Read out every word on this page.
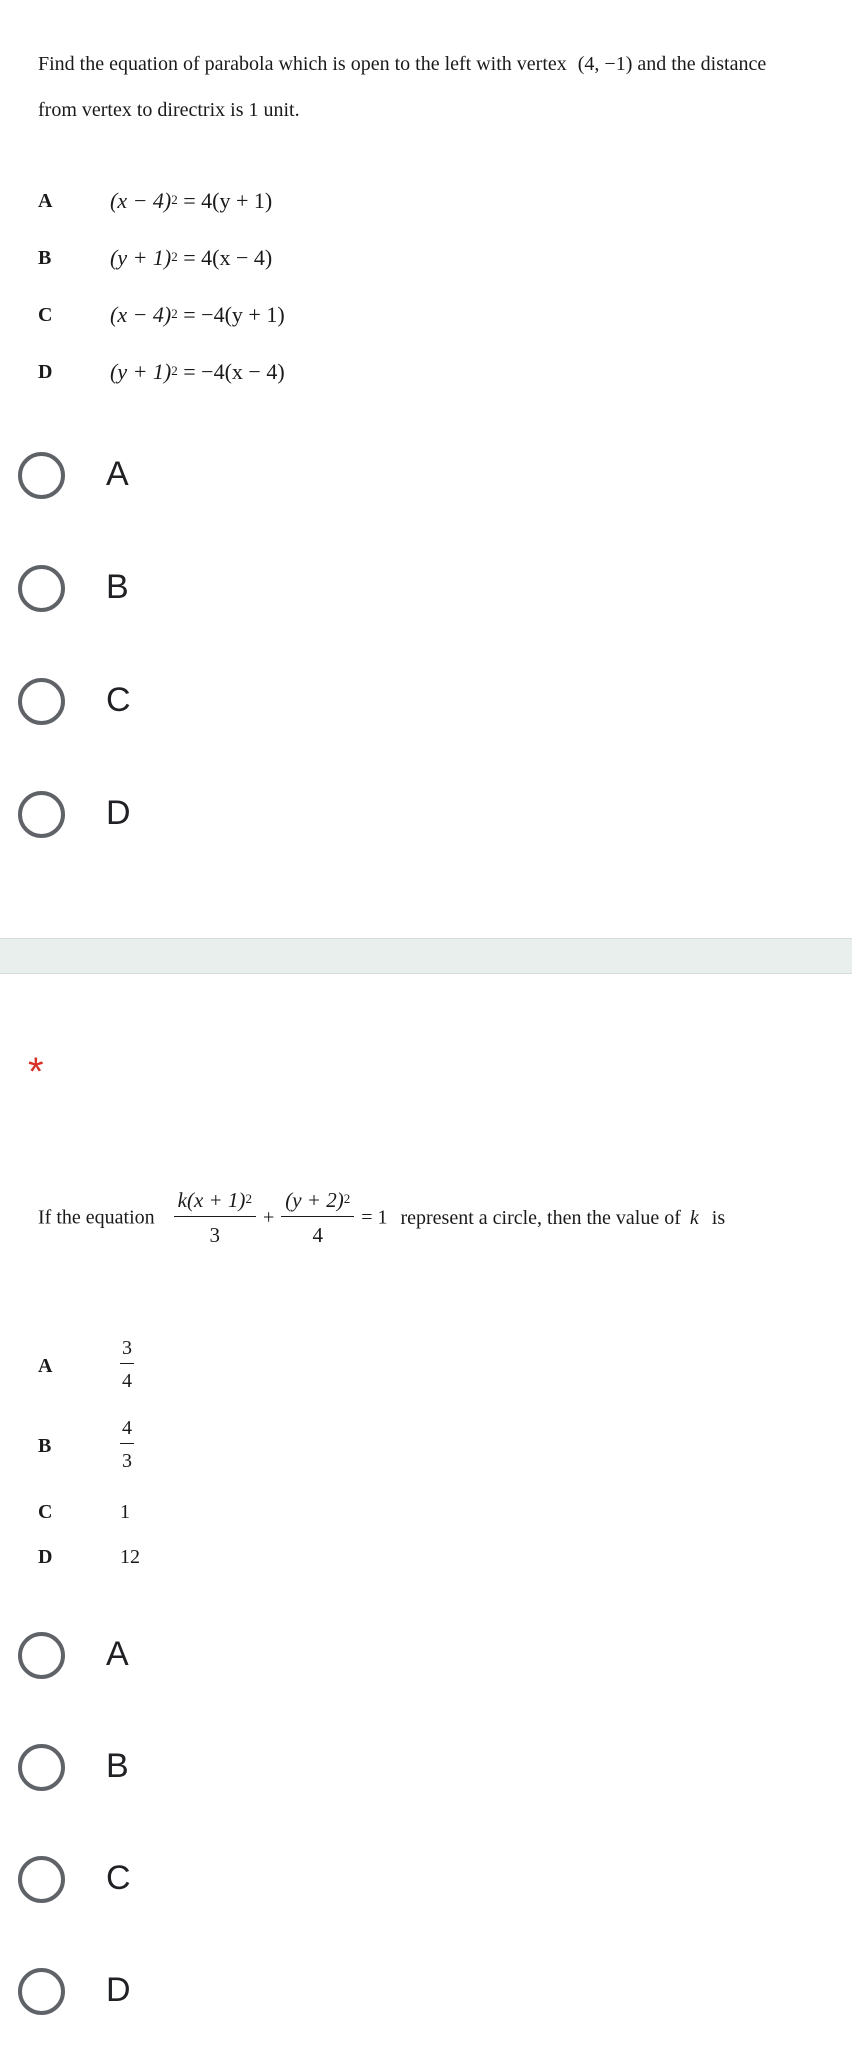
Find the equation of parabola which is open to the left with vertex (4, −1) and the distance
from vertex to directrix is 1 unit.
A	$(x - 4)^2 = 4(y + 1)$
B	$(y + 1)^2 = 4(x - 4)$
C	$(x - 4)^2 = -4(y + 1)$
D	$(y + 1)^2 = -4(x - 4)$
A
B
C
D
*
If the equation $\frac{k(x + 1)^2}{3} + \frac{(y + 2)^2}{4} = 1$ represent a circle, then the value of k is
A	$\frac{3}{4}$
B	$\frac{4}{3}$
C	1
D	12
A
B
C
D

What is needed: Repeat the data above exactly, but not the pictures.

Written answer:
Read out every word on this page.
Find the equation of parabola which is open to the left with vertex (4, −1) and the distance
from vertex to directrix is 1 unit.
A	$(x - 4)^2 = 4(y + 1)$
B	$(y + 1)^2 = 4(x - 4)$
C	$(x - 4)^2 = -4(y + 1)$
D	$(y + 1)^2 = -4(x - 4)$
A
B
C
D
*
If the equation $\frac{k(x + 1)^2}{3} + \frac{(y + 2)^2}{4} = 1$ represent a circle, then the value of k is
A	$\frac{3}{4}$
B	$\frac{4}{3}$
C	1
D	12
A
B
C
D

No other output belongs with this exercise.